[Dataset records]
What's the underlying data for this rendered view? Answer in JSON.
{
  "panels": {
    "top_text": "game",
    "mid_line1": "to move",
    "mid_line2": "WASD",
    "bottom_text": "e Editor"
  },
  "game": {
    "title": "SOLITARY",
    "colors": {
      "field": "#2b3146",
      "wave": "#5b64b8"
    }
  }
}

▸ Task statement
Copy out the whole listing exactly.

▸ Reply to the exercise
What's the underlying data for this rendered view? Answer in JSON.
{
  "panels": {
    "top_text": "game",
    "mid_line1": "to move",
    "mid_line2": "WASD",
    "bottom_text": "e Editor"
  },
  "game": {
    "title": "SOLITARY",
    "colors": {
      "field": "#2b3146",
      "wave": "#5b64b8"
    }
  }
}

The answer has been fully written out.